▶ _Required work_
Lay out each line of the records as a row in a Markdown table with the columns Row and Record line, skipping any blank lines.

▶ _Information shown_

--

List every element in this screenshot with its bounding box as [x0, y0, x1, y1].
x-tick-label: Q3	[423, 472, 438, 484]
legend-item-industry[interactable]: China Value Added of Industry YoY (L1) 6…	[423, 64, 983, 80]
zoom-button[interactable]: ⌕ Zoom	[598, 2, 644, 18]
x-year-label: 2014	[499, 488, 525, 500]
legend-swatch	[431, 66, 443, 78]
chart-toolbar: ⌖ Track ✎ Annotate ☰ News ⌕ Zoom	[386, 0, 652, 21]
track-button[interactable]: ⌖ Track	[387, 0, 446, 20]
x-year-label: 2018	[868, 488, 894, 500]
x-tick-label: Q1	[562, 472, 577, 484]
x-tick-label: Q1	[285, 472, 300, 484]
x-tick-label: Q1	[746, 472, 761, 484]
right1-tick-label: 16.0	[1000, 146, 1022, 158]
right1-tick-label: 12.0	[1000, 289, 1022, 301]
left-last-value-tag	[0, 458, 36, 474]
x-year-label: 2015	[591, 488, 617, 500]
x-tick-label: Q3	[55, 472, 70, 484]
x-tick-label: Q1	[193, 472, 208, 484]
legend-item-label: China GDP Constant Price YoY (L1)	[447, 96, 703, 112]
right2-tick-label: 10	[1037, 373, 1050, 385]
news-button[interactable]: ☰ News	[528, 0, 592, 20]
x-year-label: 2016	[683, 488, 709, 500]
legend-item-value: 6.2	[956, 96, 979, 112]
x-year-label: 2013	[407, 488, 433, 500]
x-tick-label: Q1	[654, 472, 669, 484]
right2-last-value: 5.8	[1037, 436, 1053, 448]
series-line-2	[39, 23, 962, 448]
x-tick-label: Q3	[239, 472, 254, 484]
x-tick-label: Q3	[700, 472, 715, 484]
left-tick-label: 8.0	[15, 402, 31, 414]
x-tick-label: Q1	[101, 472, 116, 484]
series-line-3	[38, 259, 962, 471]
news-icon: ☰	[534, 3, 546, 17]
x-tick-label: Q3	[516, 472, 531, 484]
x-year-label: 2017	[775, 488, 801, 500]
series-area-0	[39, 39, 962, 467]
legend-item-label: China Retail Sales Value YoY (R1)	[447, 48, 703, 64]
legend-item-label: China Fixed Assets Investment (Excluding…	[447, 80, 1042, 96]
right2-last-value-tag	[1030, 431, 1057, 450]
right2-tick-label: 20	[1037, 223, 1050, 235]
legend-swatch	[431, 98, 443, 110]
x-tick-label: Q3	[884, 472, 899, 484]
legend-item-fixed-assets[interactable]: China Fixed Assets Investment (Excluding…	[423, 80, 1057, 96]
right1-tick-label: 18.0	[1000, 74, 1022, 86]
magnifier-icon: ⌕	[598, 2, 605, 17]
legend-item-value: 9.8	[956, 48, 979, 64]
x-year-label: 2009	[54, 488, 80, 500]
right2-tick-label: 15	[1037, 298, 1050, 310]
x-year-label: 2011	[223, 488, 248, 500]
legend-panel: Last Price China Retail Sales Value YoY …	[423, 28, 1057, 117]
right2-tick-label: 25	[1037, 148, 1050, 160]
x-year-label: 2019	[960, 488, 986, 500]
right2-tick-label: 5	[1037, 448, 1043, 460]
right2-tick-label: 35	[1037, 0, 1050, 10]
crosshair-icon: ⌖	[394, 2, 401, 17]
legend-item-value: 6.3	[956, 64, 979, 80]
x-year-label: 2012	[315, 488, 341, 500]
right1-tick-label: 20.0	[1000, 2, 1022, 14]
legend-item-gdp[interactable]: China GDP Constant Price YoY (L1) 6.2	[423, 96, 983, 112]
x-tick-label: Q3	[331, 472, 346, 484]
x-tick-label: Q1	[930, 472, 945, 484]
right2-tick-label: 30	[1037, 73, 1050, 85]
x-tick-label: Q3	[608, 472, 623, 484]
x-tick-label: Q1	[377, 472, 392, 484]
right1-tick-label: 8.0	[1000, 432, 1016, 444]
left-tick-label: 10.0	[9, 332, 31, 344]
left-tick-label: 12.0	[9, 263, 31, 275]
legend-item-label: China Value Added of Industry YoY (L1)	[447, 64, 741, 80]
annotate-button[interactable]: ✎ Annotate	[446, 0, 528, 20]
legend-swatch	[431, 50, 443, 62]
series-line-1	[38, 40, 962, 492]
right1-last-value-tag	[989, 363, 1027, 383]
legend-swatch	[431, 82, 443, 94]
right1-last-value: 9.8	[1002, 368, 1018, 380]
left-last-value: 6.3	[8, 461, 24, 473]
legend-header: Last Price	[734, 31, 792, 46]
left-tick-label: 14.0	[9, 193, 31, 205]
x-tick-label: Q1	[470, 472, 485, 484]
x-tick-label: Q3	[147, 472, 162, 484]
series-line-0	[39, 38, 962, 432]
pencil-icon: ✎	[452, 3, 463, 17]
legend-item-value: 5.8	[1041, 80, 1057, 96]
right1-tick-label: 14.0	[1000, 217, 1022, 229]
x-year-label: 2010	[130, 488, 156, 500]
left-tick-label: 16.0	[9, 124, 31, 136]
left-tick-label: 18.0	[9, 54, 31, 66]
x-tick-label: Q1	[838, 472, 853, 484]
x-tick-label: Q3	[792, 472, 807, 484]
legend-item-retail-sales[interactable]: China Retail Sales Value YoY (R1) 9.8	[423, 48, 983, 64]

--

▶ _Problem solution_
| Row | Record line |
|---|---|
| 1 | List every element in this screenshot with its bounding box as [x0, y0, x1, y1]. |
| 2 | x-tick-label: Q3	[423, 472, 438, 484] |
| 3 | legend-item-industry[interactable]: China Value Added of Industry YoY (L1) 6…	[423, 64, 983, 80] |
| 4 | zoom-button[interactable]: ⌕ Zoom	[598, 2, 644, 18] |
| 5 | x-year-label: 2014	[499, 488, 525, 500] |
| 6 | legend-swatch	[431, 66, 443, 78] |
| 7 | chart-toolbar: ⌖ Track ✎ Annotate ☰ News ⌕ Zoom	[386, 0, 652, 21] |
| 8 | track-button[interactable]: ⌖ Track	[387, 0, 446, 20] |
| 9 | x-year-label: 2018	[868, 488, 894, 500] |
| 10 | x-tick-label: Q1	[562, 472, 577, 484] |
| 11 | x-tick-label: Q1	[285, 472, 300, 484] |
| 12 | x-tick-label: Q1	[746, 472, 761, 484] |
| 13 | right1-tick-label: 16.0	[1000, 146, 1022, 158] |
| 14 | right1-tick-label: 12.0	[1000, 289, 1022, 301] |
| 15 | left-last-value-tag	[0, 458, 36, 474] |
| 16 | x-year-label: 2015	[591, 488, 617, 500] |
| 17 | x-tick-label: Q3	[55, 472, 70, 484] |
| 18 | x-tick-label: Q1	[193, 472, 208, 484] |
| 19 | legend-item-label: China GDP Constant Price YoY (L1)	[447, 96, 703, 112] |
| 20 | right2-tick-label: 10	[1037, 373, 1050, 385] |
| 21 | news-button[interactable]: ☰ News	[528, 0, 592, 20] |
| 22 | x-year-label: 2016	[683, 488, 709, 500] |
| 23 | legend-item-value: 6.2	[956, 96, 979, 112] |
| 24 | x-year-label: 2013	[407, 488, 433, 500] |
| 25 | x-tick-label: Q1	[654, 472, 669, 484] |
| 26 | right2-last-value: 5.8	[1037, 436, 1053, 448] |
| 27 | series-line-2	[39, 23, 962, 448] |
| 28 | x-tick-label: Q3	[239, 472, 254, 484] |
| 29 | x-tick-label: Q3	[700, 472, 715, 484] |
| 30 | left-tick-label: 8.0	[15, 402, 31, 414] |
| 31 | x-tick-label: Q1	[101, 472, 116, 484] |
| 32 | series-line-3	[38, 259, 962, 471] |
| 33 | news-icon: ☰	[534, 3, 546, 17] |
| 34 | x-tick-label: Q3	[516, 472, 531, 484] |
| 35 | x-year-label: 2017	[775, 488, 801, 500] |
| 36 | series-area-0	[39, 39, 962, 467] |
| 37 | legend-item-label: China Retail Sales Value YoY (R1)	[447, 48, 703, 64] |
| 38 | legend-item-label: China Fixed Assets Investment (Excluding…	[447, 80, 1042, 96] |
| 39 | right2-last-value-tag	[1030, 431, 1057, 450] |
| 40 | right2-tick-label: 20	[1037, 223, 1050, 235] |
| 41 | legend-swatch	[431, 98, 443, 110] |
| 42 | x-tick-label: Q3	[884, 472, 899, 484] |
| 43 | legend-item-fixed-assets[interactable]: China Fixed Assets Investment (Excluding…	[423, 80, 1057, 96] |
| 44 | right1-tick-label: 18.0	[1000, 74, 1022, 86] |
| 45 | magnifier-icon: ⌕	[598, 2, 605, 17] |
| 46 | legend-item-value: 9.8	[956, 48, 979, 64] |
| 47 | x-year-label: 2009	[54, 488, 80, 500] |
| 48 | right2-tick-label: 15	[1037, 298, 1050, 310] |
| 49 | x-year-label: 2011	[223, 488, 248, 500] |
| 50 | legend-panel: Last Price China Retail Sales Value YoY …	[423, 28, 1057, 117] |
| 51 | right2-tick-label: 25	[1037, 148, 1050, 160] |
| 52 | x-year-label: 2019	[960, 488, 986, 500] |
| 53 | right2-tick-label: 5	[1037, 448, 1043, 460] |
| 54 | right2-tick-label: 35	[1037, 0, 1050, 10] |
| 55 | crosshair-icon: ⌖	[394, 2, 401, 17] |
| 56 | legend-item-value: 6.3	[956, 64, 979, 80] |
| 57 | x-year-label: 2012	[315, 488, 341, 500] |
| 58 | right1-tick-label: 20.0	[1000, 2, 1022, 14] |
| 59 | legend-item-gdp[interactable]: China GDP Constant Price YoY (L1) 6.2	[423, 96, 983, 112] |
| 60 | x-tick-label: Q3	[331, 472, 346, 484] |
| 61 | x-tick-label: Q1	[930, 472, 945, 484] |
| 62 | right2-tick-label: 30	[1037, 73, 1050, 85] |
| 63 | x-tick-label: Q3	[608, 472, 623, 484] |
| 64 | x-tick-label: Q1	[377, 472, 392, 484] |
| 65 | right1-tick-label: 8.0	[1000, 432, 1016, 444] |
| 66 | left-tick-label: 10.0	[9, 332, 31, 344] |
| 67 | left-tick-label: 12.0	[9, 263, 31, 275] |
| 68 | legend-item-label: China Value Added of Industry YoY (L1)	[447, 64, 741, 80] |
| 69 | annotate-button[interactable]: ✎ Annotate	[446, 0, 528, 20] |
| 70 | legend-swatch	[431, 50, 443, 62] |
| 71 | series-line-1	[38, 40, 962, 492] |
| 72 | right1-last-value-tag	[989, 363, 1027, 383] |
| 73 | legend-swatch	[431, 82, 443, 94] |
| 74 | right1-last-value: 9.8	[1002, 368, 1018, 380] |
| 75 | left-last-value: 6.3	[8, 461, 24, 473] |
| 76 | legend-header: Last Price	[734, 31, 792, 46] |
| 77 | left-tick-label: 14.0	[9, 193, 31, 205] |
| 78 | x-tick-label: Q1	[470, 472, 485, 484] |
| 79 | x-tick-label: Q3	[147, 472, 162, 484] |
| 80 | series-line-0	[39, 38, 962, 432] |
| 81 | pencil-icon: ✎	[452, 3, 463, 17] |
| 82 | legend-item-value: 5.8	[1041, 80, 1057, 96] |
| 83 | right1-tick-label: 14.0	[1000, 217, 1022, 229] |
| 84 | x-year-label: 2010	[130, 488, 156, 500] |
| 85 | left-tick-label: 16.0	[9, 124, 31, 136] |
| 86 | left-tick-label: 18.0	[9, 54, 31, 66] |
| 87 | x-tick-label: Q1	[838, 472, 853, 484] |
| 88 | x-tick-label: Q3	[792, 472, 807, 484] |
| 89 | legend-item-retail-sales[interactable]: China Retail Sales Value YoY (R1) 9.8	[423, 48, 983, 64] |